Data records
··········
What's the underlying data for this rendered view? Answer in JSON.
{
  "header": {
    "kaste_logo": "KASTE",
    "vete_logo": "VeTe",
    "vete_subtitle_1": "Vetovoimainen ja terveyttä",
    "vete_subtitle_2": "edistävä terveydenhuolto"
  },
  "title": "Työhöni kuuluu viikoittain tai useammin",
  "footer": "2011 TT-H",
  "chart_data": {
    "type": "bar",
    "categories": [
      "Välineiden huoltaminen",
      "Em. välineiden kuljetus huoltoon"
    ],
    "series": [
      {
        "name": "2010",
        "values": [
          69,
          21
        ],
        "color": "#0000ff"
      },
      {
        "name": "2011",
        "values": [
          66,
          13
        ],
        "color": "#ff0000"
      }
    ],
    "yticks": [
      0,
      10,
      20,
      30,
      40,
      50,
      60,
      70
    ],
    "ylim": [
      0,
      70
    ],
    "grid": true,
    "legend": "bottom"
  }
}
··········
Each line of the material should be duplicated exactly, please.

**Task answer**.
What's the underlying data for this rendered view? Answer in JSON.
{
  "header": {
    "kaste_logo": "KASTE",
    "vete_logo": "VeTe",
    "vete_subtitle_1": "Vetovoimainen ja terveyttä",
    "vete_subtitle_2": "edistävä terveydenhuolto"
  },
  "title": "Työhöni kuuluu viikoittain tai useammin",
  "footer": "2011 TT-H",
  "chart_data": {
    "type": "bar",
    "categories": [
      "Välineiden huoltaminen",
      "Em. välineiden kuljetus huoltoon"
    ],
    "series": [
      {
        "name": "2010",
        "values": [
          69,
          21
        ],
        "color": "#0000ff"
      },
      {
        "name": "2011",
        "values": [
          66,
          13
        ],
        "color": "#ff0000"
      }
    ],
    "yticks": [
      0,
      10,
      20,
      30,
      40,
      50,
      60,
      70
    ],
    "ylim": [
      0,
      70
    ],
    "grid": true,
    "legend": "bottom"
  }
}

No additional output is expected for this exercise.